--- Begin Records to use ---

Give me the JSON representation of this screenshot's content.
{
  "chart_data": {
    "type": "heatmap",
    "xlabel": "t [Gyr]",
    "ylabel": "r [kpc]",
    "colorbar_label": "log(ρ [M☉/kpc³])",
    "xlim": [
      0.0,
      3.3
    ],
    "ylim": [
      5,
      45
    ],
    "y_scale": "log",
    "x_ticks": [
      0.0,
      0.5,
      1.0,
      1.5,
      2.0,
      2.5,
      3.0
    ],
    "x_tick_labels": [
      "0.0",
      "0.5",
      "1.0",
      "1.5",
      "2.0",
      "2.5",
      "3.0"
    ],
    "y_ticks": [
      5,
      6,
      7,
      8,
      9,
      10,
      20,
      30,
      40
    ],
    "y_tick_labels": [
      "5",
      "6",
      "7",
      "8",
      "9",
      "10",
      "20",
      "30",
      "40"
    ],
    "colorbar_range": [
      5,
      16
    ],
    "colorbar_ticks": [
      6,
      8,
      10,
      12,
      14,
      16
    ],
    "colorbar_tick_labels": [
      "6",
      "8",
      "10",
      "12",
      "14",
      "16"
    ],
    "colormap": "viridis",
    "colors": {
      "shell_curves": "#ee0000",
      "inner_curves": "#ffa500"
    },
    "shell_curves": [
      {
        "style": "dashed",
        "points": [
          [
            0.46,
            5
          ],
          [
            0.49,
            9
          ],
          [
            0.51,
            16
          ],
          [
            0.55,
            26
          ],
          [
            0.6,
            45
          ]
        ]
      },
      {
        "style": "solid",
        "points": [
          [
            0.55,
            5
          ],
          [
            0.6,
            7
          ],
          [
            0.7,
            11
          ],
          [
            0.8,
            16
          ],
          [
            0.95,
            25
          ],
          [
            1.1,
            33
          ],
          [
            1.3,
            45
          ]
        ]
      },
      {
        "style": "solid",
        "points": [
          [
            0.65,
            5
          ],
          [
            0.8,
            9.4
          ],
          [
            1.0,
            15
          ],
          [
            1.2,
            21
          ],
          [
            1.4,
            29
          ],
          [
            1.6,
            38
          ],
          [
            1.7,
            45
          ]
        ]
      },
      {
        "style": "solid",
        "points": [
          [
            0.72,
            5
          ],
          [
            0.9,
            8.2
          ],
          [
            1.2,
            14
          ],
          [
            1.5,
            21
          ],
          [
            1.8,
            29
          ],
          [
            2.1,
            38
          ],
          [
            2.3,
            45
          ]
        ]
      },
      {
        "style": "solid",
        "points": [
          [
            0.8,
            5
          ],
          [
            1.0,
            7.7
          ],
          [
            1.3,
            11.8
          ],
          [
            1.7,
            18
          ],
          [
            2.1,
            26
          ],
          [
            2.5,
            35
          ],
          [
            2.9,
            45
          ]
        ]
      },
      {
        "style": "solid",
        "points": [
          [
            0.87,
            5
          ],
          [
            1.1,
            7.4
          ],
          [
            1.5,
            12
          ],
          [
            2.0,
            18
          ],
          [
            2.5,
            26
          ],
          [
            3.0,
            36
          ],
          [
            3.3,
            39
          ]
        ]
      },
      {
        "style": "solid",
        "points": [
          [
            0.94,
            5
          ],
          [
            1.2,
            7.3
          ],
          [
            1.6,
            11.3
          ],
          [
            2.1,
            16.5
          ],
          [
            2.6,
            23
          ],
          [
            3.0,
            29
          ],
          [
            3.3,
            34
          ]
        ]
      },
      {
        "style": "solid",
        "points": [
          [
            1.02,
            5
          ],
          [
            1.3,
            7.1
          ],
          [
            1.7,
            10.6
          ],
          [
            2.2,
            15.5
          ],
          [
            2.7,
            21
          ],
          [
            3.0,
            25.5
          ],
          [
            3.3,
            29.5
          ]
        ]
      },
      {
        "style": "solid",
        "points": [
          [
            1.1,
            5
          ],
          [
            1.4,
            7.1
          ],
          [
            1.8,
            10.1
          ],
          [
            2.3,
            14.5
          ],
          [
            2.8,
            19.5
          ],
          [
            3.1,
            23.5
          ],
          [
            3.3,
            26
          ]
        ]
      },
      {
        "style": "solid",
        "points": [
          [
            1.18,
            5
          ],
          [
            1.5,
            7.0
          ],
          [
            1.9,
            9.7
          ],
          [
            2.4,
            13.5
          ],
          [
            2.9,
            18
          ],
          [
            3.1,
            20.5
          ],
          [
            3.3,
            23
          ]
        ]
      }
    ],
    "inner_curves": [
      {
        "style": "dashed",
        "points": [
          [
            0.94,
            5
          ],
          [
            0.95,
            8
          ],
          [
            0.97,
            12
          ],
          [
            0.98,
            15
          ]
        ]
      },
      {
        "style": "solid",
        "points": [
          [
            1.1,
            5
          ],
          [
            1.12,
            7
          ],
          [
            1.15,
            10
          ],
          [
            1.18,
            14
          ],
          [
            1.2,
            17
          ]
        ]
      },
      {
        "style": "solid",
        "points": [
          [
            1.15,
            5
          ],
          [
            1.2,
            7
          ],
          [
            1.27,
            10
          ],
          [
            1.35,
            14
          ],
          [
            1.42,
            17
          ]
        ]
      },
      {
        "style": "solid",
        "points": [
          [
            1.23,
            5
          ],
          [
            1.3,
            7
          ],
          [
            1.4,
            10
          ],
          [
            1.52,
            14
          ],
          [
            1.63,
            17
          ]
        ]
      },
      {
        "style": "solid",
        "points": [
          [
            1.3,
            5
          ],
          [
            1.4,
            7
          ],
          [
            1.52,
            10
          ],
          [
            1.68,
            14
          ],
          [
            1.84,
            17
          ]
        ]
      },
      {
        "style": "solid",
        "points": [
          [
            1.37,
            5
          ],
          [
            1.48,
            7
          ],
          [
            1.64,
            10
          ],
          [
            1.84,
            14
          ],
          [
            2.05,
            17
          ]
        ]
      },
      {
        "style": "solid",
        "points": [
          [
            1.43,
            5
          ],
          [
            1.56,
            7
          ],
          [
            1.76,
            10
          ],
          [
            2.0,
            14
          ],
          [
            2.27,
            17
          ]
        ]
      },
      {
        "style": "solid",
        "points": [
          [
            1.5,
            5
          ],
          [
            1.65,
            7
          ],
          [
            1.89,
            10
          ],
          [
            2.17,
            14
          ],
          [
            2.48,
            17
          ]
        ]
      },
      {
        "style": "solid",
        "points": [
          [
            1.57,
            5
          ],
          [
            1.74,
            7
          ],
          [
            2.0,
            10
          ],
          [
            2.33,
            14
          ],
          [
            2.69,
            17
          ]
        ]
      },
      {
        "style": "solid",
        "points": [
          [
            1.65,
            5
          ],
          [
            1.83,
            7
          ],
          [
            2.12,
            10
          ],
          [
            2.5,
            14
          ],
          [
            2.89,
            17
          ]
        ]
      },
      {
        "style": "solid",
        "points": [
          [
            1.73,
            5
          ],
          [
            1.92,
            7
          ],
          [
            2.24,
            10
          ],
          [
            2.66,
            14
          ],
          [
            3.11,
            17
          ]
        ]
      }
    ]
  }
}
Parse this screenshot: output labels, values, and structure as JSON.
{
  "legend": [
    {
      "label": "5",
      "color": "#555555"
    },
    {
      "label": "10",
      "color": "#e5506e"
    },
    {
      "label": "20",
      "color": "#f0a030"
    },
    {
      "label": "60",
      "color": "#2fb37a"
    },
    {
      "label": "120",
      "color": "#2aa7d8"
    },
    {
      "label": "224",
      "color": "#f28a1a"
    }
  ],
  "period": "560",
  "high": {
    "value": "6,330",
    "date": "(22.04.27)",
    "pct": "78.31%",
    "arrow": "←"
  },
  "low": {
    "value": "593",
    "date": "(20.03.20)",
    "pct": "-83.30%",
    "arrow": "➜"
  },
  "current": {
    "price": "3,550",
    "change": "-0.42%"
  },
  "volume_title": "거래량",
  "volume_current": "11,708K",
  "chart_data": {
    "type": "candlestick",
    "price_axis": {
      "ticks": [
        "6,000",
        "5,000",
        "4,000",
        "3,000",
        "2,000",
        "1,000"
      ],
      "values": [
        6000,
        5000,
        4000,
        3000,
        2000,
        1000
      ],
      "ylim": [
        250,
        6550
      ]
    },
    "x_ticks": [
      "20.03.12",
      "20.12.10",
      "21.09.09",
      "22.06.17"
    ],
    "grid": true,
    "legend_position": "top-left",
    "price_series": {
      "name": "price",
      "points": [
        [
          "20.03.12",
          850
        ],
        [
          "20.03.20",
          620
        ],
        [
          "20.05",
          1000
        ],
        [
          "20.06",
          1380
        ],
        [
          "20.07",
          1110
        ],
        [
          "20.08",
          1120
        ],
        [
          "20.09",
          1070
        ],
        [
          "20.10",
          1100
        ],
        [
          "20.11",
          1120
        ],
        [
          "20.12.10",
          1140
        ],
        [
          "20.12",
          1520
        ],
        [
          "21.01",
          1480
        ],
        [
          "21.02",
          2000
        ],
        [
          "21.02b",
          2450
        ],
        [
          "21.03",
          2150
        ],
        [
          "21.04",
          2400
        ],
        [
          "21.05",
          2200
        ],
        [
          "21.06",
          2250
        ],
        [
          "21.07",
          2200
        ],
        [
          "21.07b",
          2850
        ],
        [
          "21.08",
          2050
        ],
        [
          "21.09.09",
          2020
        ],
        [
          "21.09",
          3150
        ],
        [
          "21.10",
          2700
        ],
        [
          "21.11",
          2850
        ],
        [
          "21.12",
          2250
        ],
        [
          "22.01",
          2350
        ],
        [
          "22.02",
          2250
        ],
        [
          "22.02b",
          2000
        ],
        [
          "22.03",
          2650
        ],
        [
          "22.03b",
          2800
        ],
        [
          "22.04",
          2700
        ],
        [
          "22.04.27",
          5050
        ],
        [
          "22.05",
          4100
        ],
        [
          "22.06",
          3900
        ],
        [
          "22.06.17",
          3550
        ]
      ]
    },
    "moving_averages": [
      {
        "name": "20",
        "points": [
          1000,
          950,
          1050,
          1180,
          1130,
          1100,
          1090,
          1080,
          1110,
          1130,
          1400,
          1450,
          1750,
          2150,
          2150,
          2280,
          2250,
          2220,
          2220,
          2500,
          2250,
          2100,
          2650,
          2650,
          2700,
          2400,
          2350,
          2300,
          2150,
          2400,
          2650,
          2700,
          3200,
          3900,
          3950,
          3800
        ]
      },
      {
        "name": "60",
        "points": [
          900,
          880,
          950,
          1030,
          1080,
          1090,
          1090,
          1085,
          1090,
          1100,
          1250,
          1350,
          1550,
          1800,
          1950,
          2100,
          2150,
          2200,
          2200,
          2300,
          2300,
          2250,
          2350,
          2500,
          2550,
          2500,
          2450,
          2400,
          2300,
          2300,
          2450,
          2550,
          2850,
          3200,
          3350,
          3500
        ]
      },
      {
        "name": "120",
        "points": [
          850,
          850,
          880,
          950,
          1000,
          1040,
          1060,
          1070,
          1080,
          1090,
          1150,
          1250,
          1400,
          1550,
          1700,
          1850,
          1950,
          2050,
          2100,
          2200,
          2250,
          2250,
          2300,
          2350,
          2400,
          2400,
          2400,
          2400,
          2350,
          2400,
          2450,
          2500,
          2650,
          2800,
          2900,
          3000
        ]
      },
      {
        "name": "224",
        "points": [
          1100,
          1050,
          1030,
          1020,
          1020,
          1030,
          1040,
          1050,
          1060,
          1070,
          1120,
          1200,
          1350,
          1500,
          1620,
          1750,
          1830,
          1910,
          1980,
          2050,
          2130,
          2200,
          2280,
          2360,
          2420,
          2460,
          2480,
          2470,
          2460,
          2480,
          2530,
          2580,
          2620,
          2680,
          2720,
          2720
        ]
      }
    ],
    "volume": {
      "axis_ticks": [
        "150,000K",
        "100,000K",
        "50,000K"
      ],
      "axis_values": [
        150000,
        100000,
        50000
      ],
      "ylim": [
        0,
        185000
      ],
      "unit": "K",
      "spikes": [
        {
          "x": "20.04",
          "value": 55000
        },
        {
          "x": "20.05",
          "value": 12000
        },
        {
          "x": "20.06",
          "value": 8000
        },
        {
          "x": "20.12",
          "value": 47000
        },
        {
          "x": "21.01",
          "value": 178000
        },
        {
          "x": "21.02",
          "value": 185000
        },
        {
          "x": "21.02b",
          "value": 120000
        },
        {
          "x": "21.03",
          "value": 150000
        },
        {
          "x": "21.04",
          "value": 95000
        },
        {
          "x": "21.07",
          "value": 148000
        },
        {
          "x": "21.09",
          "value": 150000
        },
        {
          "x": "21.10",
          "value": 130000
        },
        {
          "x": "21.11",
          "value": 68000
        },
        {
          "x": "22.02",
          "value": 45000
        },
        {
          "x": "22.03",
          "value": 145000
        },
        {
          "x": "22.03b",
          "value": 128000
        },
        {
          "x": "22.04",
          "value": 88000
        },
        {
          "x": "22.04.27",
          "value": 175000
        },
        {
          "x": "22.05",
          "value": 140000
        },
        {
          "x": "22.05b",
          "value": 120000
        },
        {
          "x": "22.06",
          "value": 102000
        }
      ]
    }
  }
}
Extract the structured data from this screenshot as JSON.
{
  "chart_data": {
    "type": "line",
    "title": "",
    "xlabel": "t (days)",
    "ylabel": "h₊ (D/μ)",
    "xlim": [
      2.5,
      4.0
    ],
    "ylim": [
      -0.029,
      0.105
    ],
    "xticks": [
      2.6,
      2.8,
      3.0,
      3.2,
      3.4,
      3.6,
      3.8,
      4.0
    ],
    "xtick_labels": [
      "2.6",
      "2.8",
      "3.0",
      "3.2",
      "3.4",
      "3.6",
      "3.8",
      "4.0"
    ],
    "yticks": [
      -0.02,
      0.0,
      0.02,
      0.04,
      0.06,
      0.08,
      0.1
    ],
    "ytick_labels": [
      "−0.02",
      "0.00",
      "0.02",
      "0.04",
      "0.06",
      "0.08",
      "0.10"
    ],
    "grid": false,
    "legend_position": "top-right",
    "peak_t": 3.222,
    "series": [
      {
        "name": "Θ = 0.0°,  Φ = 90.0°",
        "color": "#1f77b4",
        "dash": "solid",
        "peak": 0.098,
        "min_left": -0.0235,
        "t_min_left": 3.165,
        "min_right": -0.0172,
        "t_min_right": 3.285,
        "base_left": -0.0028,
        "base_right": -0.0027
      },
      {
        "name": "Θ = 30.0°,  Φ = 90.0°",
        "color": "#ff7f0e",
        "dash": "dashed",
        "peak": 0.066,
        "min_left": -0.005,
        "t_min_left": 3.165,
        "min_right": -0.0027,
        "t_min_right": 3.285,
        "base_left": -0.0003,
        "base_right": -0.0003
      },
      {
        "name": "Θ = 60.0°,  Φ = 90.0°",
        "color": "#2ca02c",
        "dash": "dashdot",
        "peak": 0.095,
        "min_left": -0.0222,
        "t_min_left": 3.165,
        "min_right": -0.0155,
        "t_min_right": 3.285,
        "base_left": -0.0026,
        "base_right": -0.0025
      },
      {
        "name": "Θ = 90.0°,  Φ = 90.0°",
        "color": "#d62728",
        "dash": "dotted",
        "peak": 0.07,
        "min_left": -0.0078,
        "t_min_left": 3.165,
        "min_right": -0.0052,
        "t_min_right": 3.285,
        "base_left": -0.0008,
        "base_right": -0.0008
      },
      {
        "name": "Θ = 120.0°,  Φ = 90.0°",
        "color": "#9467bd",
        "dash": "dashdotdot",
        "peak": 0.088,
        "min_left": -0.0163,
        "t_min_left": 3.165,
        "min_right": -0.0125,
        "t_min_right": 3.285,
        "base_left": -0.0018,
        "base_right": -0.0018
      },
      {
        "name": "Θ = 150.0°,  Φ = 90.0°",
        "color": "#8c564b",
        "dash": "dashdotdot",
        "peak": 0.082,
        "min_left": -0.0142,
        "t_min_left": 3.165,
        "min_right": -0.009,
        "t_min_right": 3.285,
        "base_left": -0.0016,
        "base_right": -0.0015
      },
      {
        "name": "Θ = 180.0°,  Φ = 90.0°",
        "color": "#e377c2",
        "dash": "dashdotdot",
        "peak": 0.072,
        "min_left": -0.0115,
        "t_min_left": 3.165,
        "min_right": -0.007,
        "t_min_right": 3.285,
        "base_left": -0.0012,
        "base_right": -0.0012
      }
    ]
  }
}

--- End Records to use ---

--- The exercise ---
Count the lines of the data that contain the string "screenshot", and reply with that number alone.

--- Exercise result ---
3